##### Excerpted data #####

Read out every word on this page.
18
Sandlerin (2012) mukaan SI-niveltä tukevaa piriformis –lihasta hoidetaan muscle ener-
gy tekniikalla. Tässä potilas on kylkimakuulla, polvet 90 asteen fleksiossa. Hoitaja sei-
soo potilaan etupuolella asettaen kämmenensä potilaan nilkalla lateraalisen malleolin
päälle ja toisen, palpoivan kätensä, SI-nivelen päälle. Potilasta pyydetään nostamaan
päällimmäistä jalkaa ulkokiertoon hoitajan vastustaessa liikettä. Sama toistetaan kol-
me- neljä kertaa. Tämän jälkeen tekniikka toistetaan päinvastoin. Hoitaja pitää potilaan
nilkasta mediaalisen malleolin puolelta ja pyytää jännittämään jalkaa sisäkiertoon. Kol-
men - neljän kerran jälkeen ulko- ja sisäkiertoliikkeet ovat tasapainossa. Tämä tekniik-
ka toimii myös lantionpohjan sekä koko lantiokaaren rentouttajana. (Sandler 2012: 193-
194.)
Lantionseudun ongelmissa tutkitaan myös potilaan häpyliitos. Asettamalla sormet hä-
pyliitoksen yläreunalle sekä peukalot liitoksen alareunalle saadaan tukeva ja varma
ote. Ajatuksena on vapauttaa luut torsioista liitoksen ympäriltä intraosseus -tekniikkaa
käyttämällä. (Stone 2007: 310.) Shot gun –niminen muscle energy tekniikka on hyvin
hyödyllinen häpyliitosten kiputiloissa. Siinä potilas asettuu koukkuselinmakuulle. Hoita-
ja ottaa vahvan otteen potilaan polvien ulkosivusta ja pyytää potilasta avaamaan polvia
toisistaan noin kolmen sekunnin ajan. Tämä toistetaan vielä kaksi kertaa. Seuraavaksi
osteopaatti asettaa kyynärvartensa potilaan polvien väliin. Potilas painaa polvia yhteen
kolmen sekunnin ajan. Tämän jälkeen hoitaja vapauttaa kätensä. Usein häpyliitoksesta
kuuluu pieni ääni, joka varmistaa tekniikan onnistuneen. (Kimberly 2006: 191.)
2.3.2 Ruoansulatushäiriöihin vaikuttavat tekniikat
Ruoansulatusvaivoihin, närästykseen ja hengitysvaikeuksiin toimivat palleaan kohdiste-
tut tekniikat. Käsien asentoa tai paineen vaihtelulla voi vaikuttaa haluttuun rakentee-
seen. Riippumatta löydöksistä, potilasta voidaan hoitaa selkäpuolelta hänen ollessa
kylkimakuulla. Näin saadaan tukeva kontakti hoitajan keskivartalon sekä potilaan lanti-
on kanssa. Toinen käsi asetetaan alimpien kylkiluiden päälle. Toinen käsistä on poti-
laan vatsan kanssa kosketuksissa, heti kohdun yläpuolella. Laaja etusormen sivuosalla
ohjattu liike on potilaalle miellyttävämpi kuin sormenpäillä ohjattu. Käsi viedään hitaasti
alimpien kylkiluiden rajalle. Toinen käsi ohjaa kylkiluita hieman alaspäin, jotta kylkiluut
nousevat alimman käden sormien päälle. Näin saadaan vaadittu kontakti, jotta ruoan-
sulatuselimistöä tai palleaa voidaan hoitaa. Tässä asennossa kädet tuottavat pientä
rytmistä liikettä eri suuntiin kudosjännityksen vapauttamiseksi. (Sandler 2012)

#####

What you will do: Track down the lines that include the word "hoitaa" and copy them.

Solution:
seen. Riippumatta löydöksistä, potilasta voidaan hoitaa selkäpuolelta hänen ollessa
sulatuselimistöä tai palleaa voidaan hoitaa. Tässä asennossa kädet tuottavat pientä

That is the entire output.